Search the material for "Profit" and show all lines that contain it.

RECORDS TO PROCESS:

--------

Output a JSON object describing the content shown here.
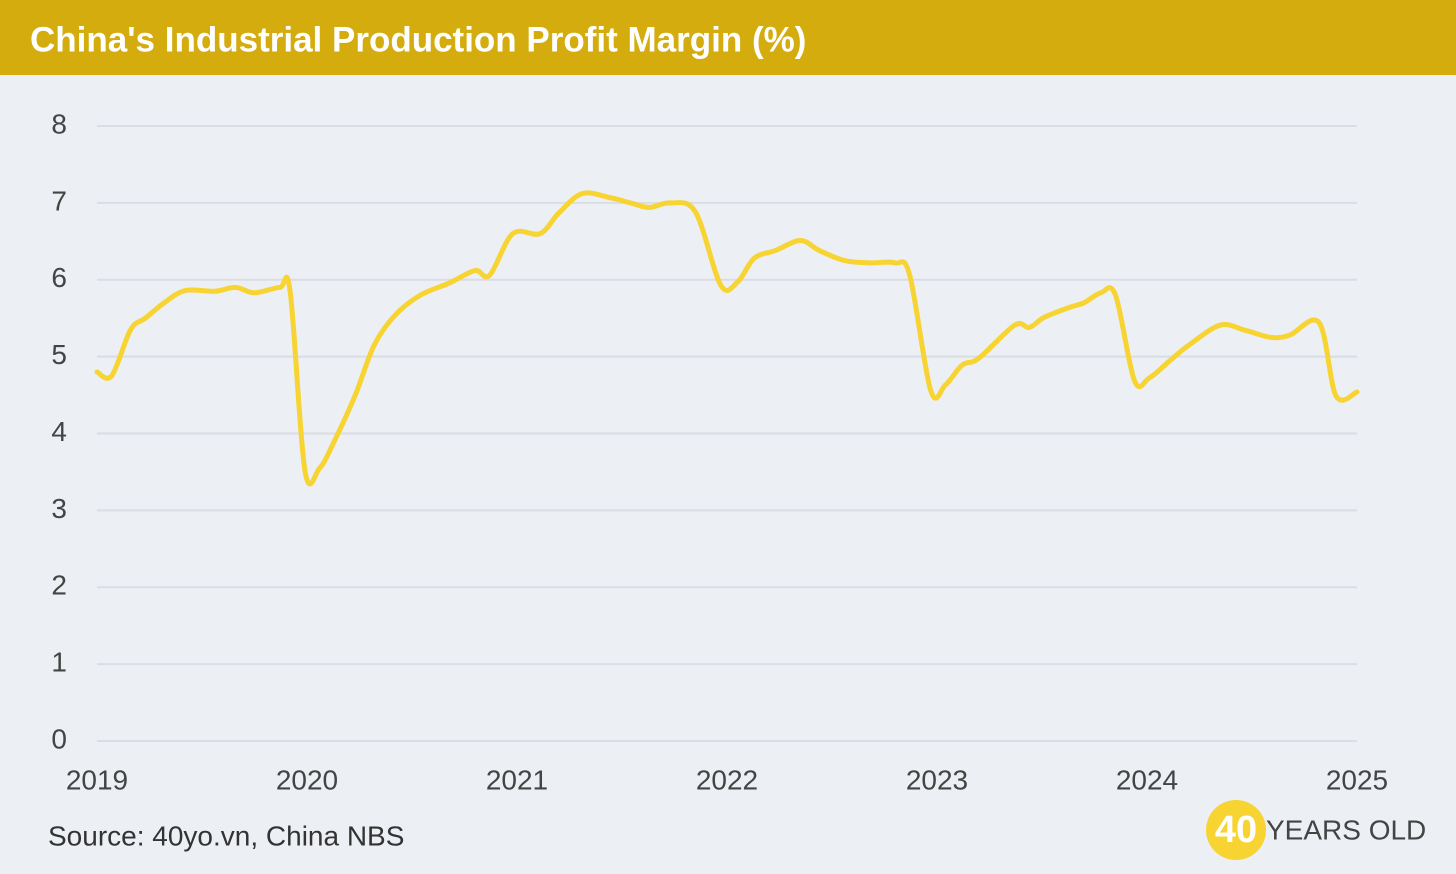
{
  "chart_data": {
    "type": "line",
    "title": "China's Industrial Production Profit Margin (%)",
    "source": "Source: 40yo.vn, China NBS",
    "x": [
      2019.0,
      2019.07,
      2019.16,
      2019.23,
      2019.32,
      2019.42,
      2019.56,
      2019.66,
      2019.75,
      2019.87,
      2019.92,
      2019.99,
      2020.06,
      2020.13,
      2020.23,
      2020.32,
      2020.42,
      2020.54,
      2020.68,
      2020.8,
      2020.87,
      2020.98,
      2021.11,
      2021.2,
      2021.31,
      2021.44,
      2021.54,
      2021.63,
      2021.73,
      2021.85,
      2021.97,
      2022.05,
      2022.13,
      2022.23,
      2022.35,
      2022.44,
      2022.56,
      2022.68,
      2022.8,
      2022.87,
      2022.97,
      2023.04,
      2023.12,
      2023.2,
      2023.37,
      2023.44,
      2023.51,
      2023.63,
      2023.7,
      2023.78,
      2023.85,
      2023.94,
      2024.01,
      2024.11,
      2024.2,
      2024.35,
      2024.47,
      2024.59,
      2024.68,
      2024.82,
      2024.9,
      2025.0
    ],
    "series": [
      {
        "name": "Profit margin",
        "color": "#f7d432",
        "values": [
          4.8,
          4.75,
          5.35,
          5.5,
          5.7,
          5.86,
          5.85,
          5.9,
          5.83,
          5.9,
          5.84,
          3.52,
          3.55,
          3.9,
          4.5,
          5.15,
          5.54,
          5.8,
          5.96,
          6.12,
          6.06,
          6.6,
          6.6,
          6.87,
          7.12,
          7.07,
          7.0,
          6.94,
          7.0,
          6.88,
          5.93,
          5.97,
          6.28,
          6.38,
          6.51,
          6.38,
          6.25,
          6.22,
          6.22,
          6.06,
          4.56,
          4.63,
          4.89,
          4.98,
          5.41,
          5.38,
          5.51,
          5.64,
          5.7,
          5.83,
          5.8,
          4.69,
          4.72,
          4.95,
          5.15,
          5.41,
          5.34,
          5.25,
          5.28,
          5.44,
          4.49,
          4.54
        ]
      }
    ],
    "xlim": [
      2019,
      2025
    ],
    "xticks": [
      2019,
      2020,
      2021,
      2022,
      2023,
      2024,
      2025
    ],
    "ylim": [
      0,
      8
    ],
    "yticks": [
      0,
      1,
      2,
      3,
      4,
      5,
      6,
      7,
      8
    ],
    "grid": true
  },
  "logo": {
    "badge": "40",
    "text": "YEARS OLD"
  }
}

--------

CORRECT RESPONSE:
    "title": "China's Industrial Production Profit Margin (%)",
        "name": "Profit margin",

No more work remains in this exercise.